| Task to carry out |
Find each line with the word "Government" in it, then give the total alone.

● ● ● ●

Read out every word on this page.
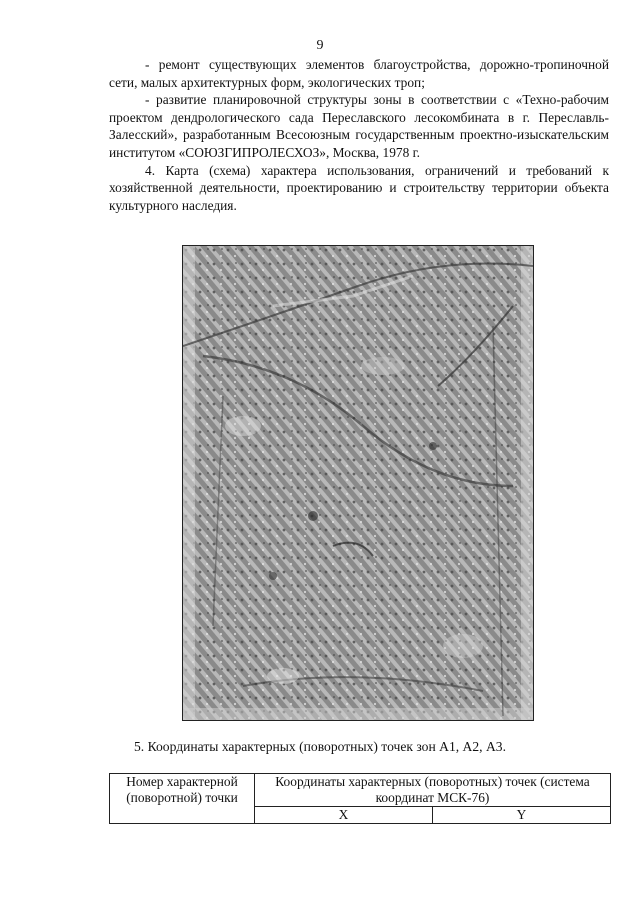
9

- ремонт существующих элементов благоустройства, дорожно-тропиночной сети, малых архитектурных форм, экологических троп;

- развитие планировочной структуры зоны в соответствии с «Техно-рабочим проектом дендрологического сада Переславского лесокомбината в г. Переславль-Залесский», разработанным Всесоюзным государственным проектно-изыскательским институтом «СОЮЗГИПРОЛЕСХОЗ», Москва, 1978 г.

4. Карта (схема) характера использования, ограничений и требований к хозяйственной деятельности, проектированию и строительству территории объекта культурного наследия.

5. Координаты характерных (поворотных) точек зон А1, А2, А3.
Номер характерной (поворотной) точки	Координаты характерных (поворотных) точек (система координат МСК-76)	
	X	Y
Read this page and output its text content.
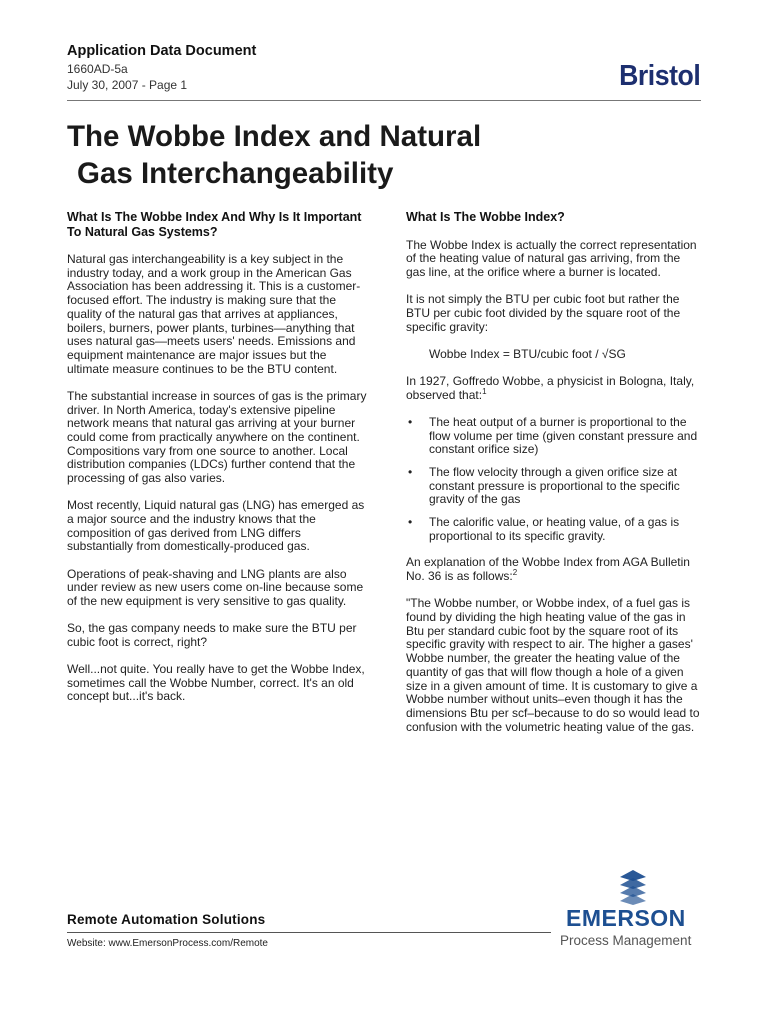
Application Data Document
1660AD-5a
July 30, 2007 - Page 1	Bristol
The Wobbe Index and Natural
Gas Interchangeability
What Is The Wobbe Index And Why Is It Important To Natural Gas Systems?

Natural gas interchangeability is a key subject in the industry today, and a work group in the American Gas Association has been addressing it. This is a customer-focused effort. The industry is making sure that the quality of the natural gas that arrives at appliances, boilers, burners, power plants, turbines—anything that uses natural gas—meets users' needs. Emissions and equipment maintenance are major issues but the ultimate measure continues to be the BTU content.

The substantial increase in sources of gas is the primary driver. In North America, today's extensive pipeline network means that natural gas arriving at your burner could come from practically anywhere on the continent. Compositions vary from one source to another. Local distribution companies (LDCs) further contend that the processing of gas also varies.

Most recently, Liquid natural gas (LNG) has emerged as a major source and the industry knows that the composition of gas derived from LNG differs substantially from domestically-produced gas.

Operations of peak-shaving and LNG plants are also under review as new users come on-line because some of the new equipment is very sensitive to gas quality.

So, the gas company needs to make sure the BTU per cubic foot is correct, right?

Well...not quite. You really have to get the Wobbe Index, sometimes call the Wobbe Number, correct. It's an old concept but...it's back.

What Is The Wobbe Index?

The Wobbe Index is actually the correct representation of the heating value of natural gas arriving, from the gas line, at the orifice where a burner is located.

It is not simply the BTU per cubic foot but rather the BTU per cubic foot divided by the square root of the specific gravity:

Wobbe Index = BTU/cubic foot / √SG

In 1927, Goffredo Wobbe, a physicist in Bologna, Italy, observed that:$^1$

• The heat output of a burner is proportional to the flow volume per time (given constant pressure and constant orifice size)
• The flow velocity through a given orifice size at constant pressure is proportional to the specific gravity of the gas
• The calorific value, or heating value, of a gas is proportional to its specific gravity.

An explanation of the Wobbe Index from AGA Bulletin No. 36 is as follows:$^2$

"The Wobbe number, or Wobbe index, of a fuel gas is found by dividing the high heating value of the gas in Btu per standard cubic foot by the square root of its specific gravity with respect to air. The higher a gases' Wobbe number, the greater the heating value of the quantity of gas that will flow though a hole of a given size in a given amount of time. It is customary to give a Wobbe number without units–even though it has the dimensions Btu per scf–because to do so would lead to confusion with the volumetric heating value of the gas.

Remote Automation Solutions
Website: www.EmersonProcess.com/Remote
EMERSON
Process Management
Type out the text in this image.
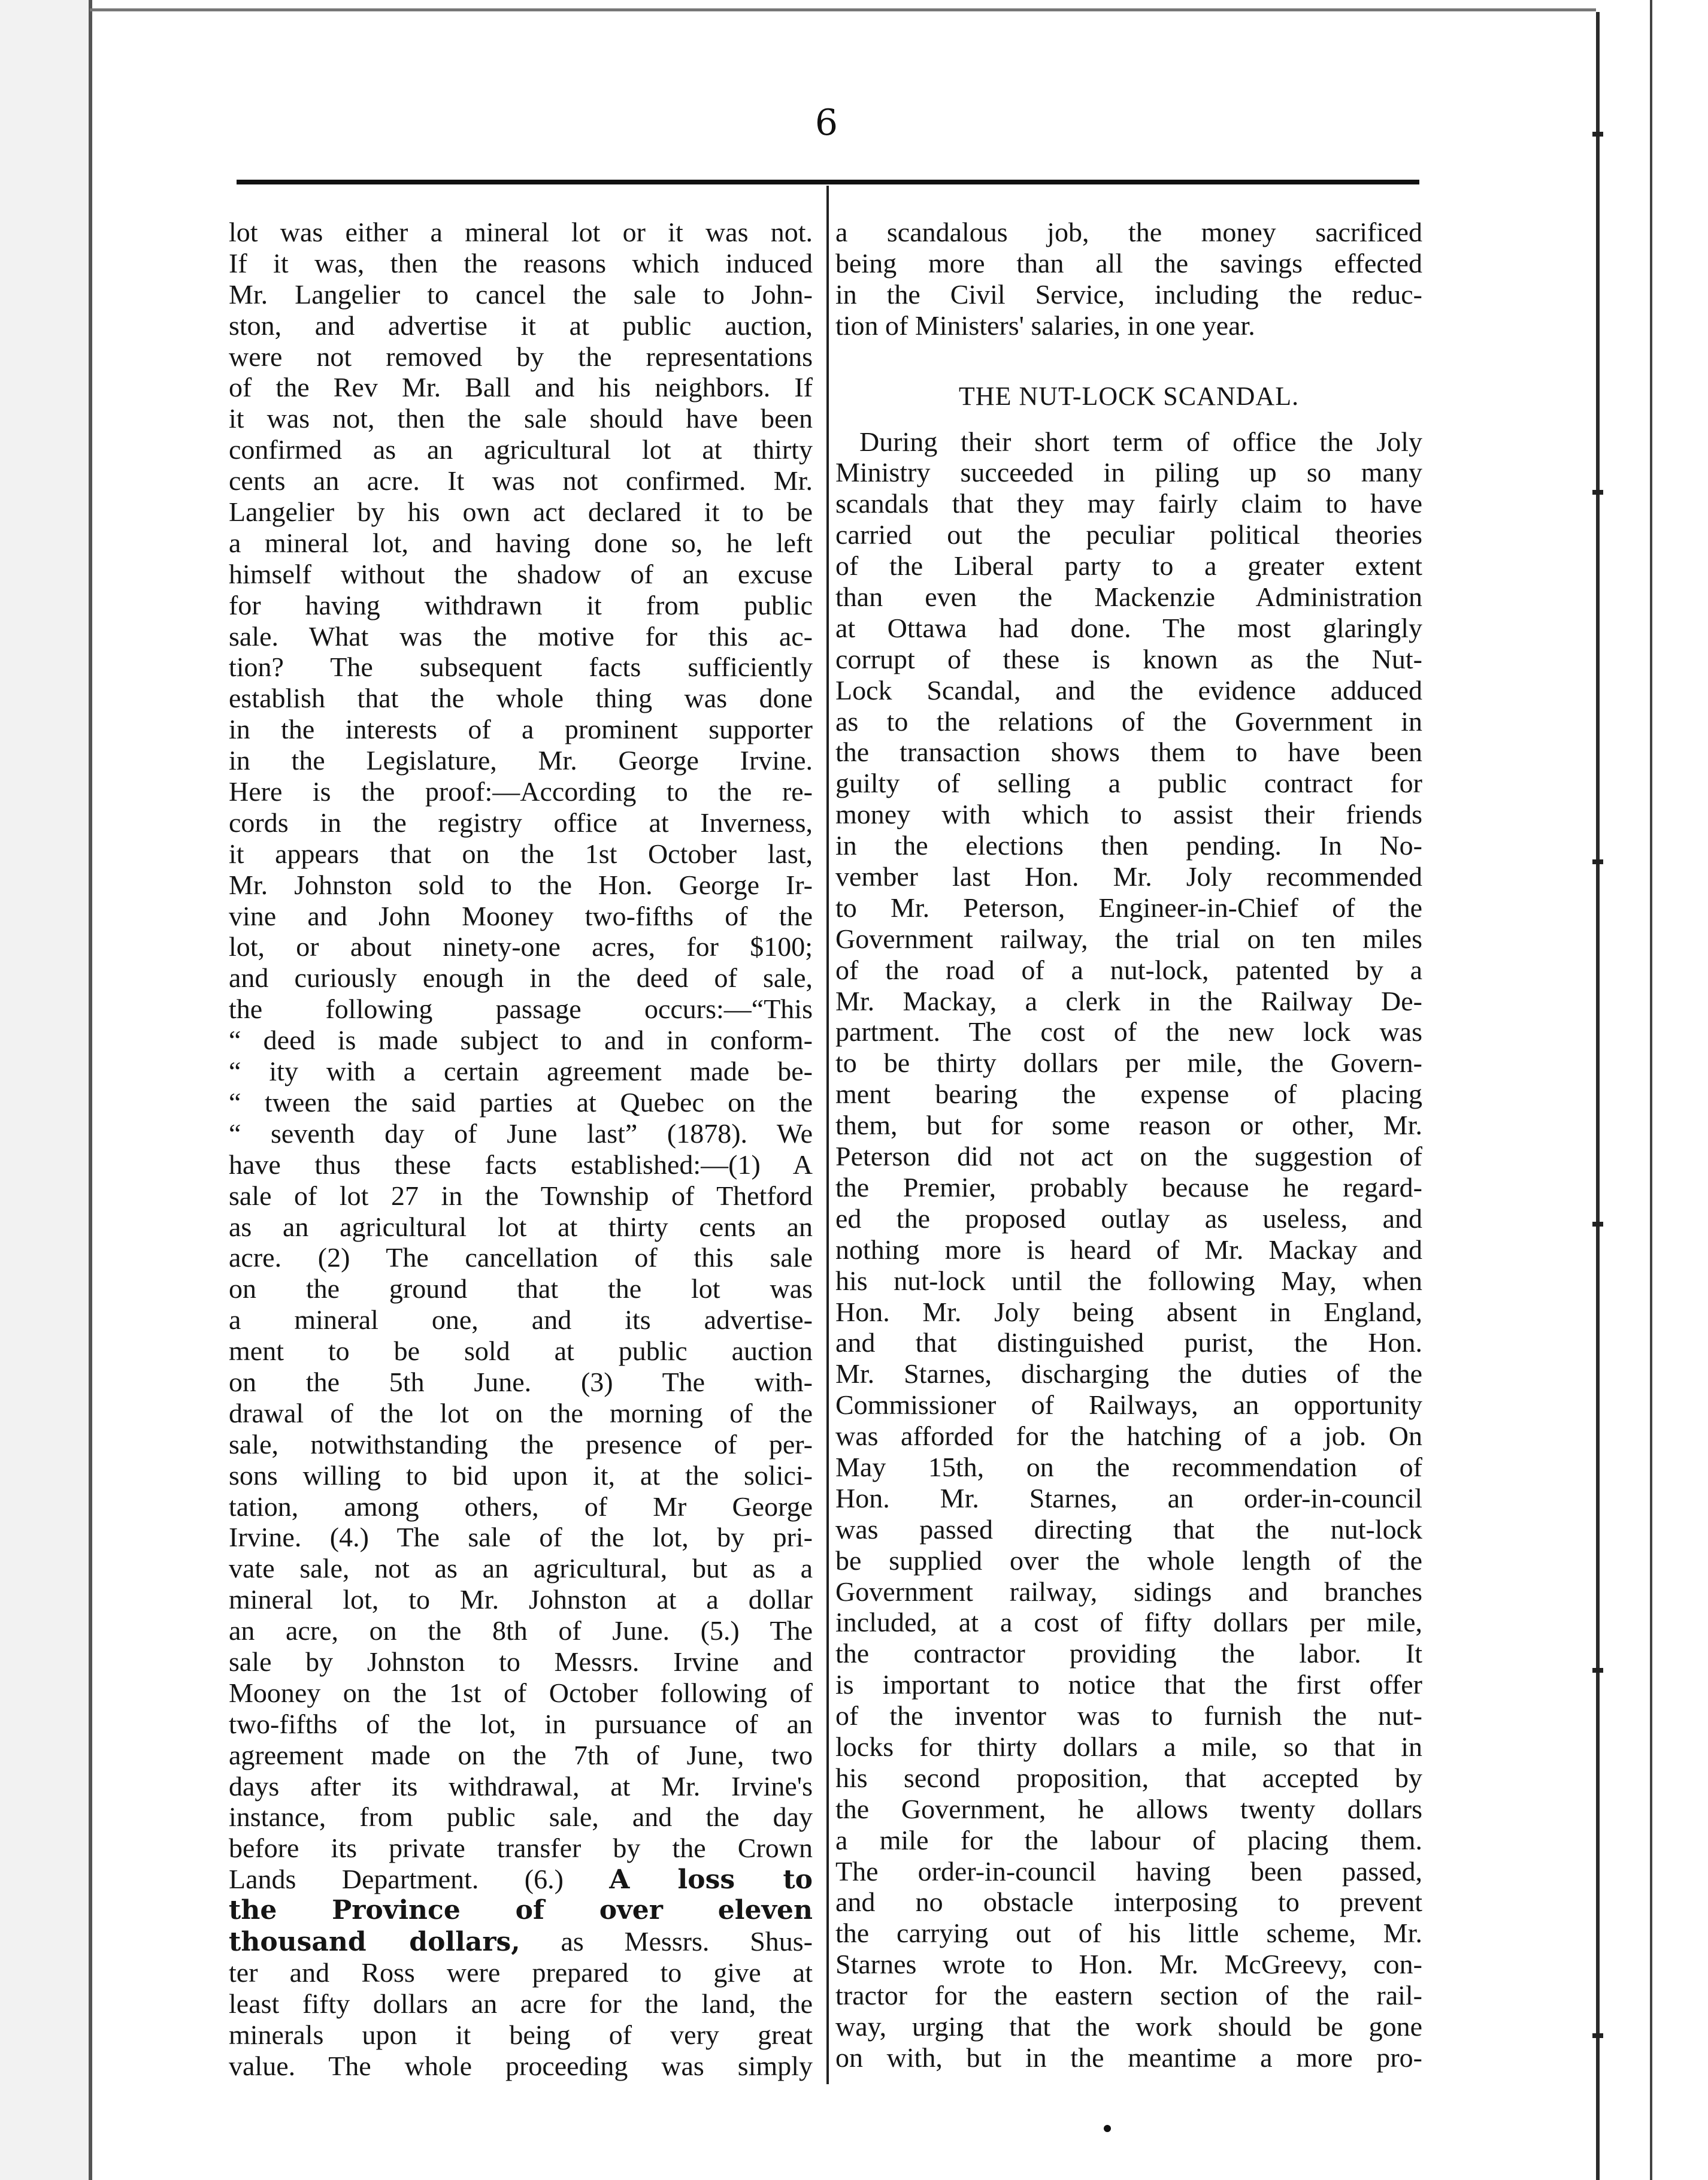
6
lot was either a mineral lot or it was not.
If it was, then the reasons which induced
Mr. Langelier to cancel the sale to John-
ston, and advertise it at public auction,
were not removed by the representations
of the Rev Mr. Ball and his neighbors. If
it was not, then the sale should have been
confirmed as an agricultural lot at thirty
cents an acre. It was not confirmed. Mr.
Langelier by his own act declared it to be
a mineral lot, and having done so, he left
himself without the shadow of an excuse
for having withdrawn it from public
sale. What was the motive for this ac-
tion? The subsequent facts sufficiently
establish that the whole thing was done
in the interests of a prominent supporter
in the Legislature, Mr. George Irvine.
Here is the proof:—According to the re-
cords in the registry office at Inverness,
it appears that on the 1st October last,
Mr. Johnston sold to the Hon. George Ir-
vine and John Mooney two-fifths of the
lot, or about ninety-one acres, for $100;
and curiously enough in the deed of sale,
the following passage occurs:—“This
“ deed is made subject to and in conform-
“ ity with a certain agreement made be-
“ tween the said parties at Quebec on the
“ seventh day of June last” (1878). We
have thus these facts established:—(1) A
sale of lot 27 in the Township of Thetford
as an agricultural lot at thirty cents an
acre. (2) The cancellation of this sale
on the ground that the lot was
a mineral one, and its advertise-
ment to be sold at public auction
on the 5th June. (3) The with-
drawal of the lot on the morning of the
sale, notwithstanding the presence of per-
sons willing to bid upon it, at the solici-
tation, among others, of Mr George
Irvine. (4.) The sale of the lot, by pri-
vate sale, not as an agricultural, but as a
mineral lot, to Mr. Johnston at a dollar
an acre, on the 8th of June. (5.) The
sale by Johnston to Messrs. Irvine and
Mooney on the 1st of October following of
two-fifths of the lot, in pursuance of an
agreement made on the 7th of June, two
days after its withdrawal, at Mr. Irvine's
instance, from public sale, and the day
before its private transfer by the Crown
Lands Department. (6.) A loss to
the Province of over eleven
thousand dollars, as Messrs. Shus-
ter and Ross were prepared to give at
least fifty dollars an acre for the land, the
minerals upon it being of very great
value. The whole proceeding was simply
a scandalous job, the money sacrificed
being more than all the savings effected
in the Civil Service, including the reduc-
tion of Ministers' salaries, in one year.
THE NUT-LOCK SCANDAL.
During their short term of office the Joly
Ministry succeeded in piling up so many
scandals that they may fairly claim to have
carried out the peculiar political theories
of the Liberal party to a greater extent
than even the Mackenzie Administration
at Ottawa had done. The most glaringly
corrupt of these is known as the Nut-
Lock Scandal, and the evidence adduced
as to the relations of the Government in
the transaction shows them to have been
guilty of selling a public contract for
money with which to assist their friends
in the elections then pending. In No-
vember last Hon. Mr. Joly recommended
to Mr. Peterson, Engineer-in-Chief of the
Government railway, the trial on ten miles
of the road of a nut-lock, patented by a
Mr. Mackay, a clerk in the Railway De-
partment. The cost of the new lock was
to be thirty dollars per mile, the Govern-
ment bearing the expense of placing
them, but for some reason or other, Mr.
Peterson did not act on the suggestion of
the Premier, probably because he regard-
ed the proposed outlay as useless, and
nothing more is heard of Mr. Mackay and
his nut-lock until the following May, when
Hon. Mr. Joly being absent in England,
and that distinguished purist, the Hon.
Mr. Starnes, discharging the duties of the
Commissioner of Railways, an opportunity
was afforded for the hatching of a job. On
May 15th, on the recommendation of
Hon. Mr. Starnes, an order-in-council
was passed directing that the nut-lock
be supplied over the whole length of the
Government railway, sidings and branches
included, at a cost of fifty dollars per mile,
the contractor providing the labor. It
is important to notice that the first offer
of the inventor was to furnish the nut-
locks for thirty dollars a mile, so that in
his second proposition, that accepted by
the Government, he allows twenty dollars
a mile for the labour of placing them.
The order-in-council having been passed,
and no obstacle interposing to prevent
the carrying out of his little scheme, Mr.
Starnes wrote to Hon. Mr. McGreevy, con-
tractor for the eastern section of the rail-
way, urging that the work should be gone
on with, but in the meantime a more pro-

● ● ● ●

| Written response |
4